• [Requirements] Each entry should be quoted word for word, including every mark of punctuation.

Stored entries:
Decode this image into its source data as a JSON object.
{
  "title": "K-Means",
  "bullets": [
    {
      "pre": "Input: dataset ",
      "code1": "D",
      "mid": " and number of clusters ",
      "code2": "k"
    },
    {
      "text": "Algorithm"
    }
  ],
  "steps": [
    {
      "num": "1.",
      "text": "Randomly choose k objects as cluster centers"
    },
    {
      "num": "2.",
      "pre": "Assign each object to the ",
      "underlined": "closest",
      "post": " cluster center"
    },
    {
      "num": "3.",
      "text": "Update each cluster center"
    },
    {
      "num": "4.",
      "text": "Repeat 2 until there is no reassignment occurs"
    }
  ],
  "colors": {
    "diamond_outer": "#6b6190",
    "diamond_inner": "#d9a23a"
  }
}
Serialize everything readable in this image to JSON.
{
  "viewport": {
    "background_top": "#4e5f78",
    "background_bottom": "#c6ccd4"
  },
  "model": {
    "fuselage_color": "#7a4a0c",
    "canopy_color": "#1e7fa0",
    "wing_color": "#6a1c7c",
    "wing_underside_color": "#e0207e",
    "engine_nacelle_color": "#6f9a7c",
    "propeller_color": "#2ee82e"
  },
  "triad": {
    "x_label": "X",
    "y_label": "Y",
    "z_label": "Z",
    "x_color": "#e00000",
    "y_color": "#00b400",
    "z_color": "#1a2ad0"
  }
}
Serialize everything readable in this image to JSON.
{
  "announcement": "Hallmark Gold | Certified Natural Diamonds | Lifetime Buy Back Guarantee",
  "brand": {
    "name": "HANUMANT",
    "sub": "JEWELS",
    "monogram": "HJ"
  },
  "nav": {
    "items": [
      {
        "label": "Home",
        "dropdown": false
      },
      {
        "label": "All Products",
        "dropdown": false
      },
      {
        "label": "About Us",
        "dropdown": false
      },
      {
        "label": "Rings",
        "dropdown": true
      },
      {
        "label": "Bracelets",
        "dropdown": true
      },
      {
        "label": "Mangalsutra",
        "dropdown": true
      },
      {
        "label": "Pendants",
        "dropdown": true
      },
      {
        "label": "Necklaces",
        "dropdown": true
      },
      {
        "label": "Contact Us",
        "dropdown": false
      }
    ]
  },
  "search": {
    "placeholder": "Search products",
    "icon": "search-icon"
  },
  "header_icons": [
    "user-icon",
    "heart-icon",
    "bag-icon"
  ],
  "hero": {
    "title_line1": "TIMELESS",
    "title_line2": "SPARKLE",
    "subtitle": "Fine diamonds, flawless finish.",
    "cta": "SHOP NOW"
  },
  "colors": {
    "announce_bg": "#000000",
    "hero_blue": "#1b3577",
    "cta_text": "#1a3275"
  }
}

• [Response]
Decode this image into its source data as a JSON object.
{
  "title": "K-Means",
  "bullets": [
    {
      "pre": "Input: dataset ",
      "code1": "D",
      "mid": " and number of clusters ",
      "code2": "k"
    },
    {
      "text": "Algorithm"
    }
  ],
  "steps": [
    {
      "num": "1.",
      "text": "Randomly choose k objects as cluster centers"
    },
    {
      "num": "2.",
      "pre": "Assign each object to the ",
      "underlined": "closest",
      "post": " cluster center"
    },
    {
      "num": "3.",
      "text": "Update each cluster center"
    },
    {
      "num": "4.",
      "text": "Repeat 2 until there is no reassignment occurs"
    }
  ],
  "colors": {
    "diamond_outer": "#6b6190",
    "diamond_inner": "#d9a23a"
  }
}
Serialize everything readable in this image to JSON.
{
  "viewport": {
    "background_top": "#4e5f78",
    "background_bottom": "#c6ccd4"
  },
  "model": {
    "fuselage_color": "#7a4a0c",
    "canopy_color": "#1e7fa0",
    "wing_color": "#6a1c7c",
    "wing_underside_color": "#e0207e",
    "engine_nacelle_color": "#6f9a7c",
    "propeller_color": "#2ee82e"
  },
  "triad": {
    "x_label": "X",
    "y_label": "Y",
    "z_label": "Z",
    "x_color": "#e00000",
    "y_color": "#00b400",
    "z_color": "#1a2ad0"
  }
}
Serialize everything readable in this image to JSON.
{
  "announcement": "Hallmark Gold | Certified Natural Diamonds | Lifetime Buy Back Guarantee",
  "brand": {
    "name": "HANUMANT",
    "sub": "JEWELS",
    "monogram": "HJ"
  },
  "nav": {
    "items": [
      {
        "label": "Home",
        "dropdown": false
      },
      {
        "label": "All Products",
        "dropdown": false
      },
      {
        "label": "About Us",
        "dropdown": false
      },
      {
        "label": "Rings",
        "dropdown": true
      },
      {
        "label": "Bracelets",
        "dropdown": true
      },
      {
        "label": "Mangalsutra",
        "dropdown": true
      },
      {
        "label": "Pendants",
        "dropdown": true
      },
      {
        "label": "Necklaces",
        "dropdown": true
      },
      {
        "label": "Contact Us",
        "dropdown": false
      }
    ]
  },
  "search": {
    "placeholder": "Search products",
    "icon": "search-icon"
  },
  "header_icons": [
    "user-icon",
    "heart-icon",
    "bag-icon"
  ],
  "hero": {
    "title_line1": "TIMELESS",
    "title_line2": "SPARKLE",
    "subtitle": "Fine diamonds, flawless finish.",
    "cta": "SHOP NOW"
  },
  "colors": {
    "announce_bg": "#000000",
    "hero_blue": "#1b3577",
    "cta_text": "#1a3275"
  }
}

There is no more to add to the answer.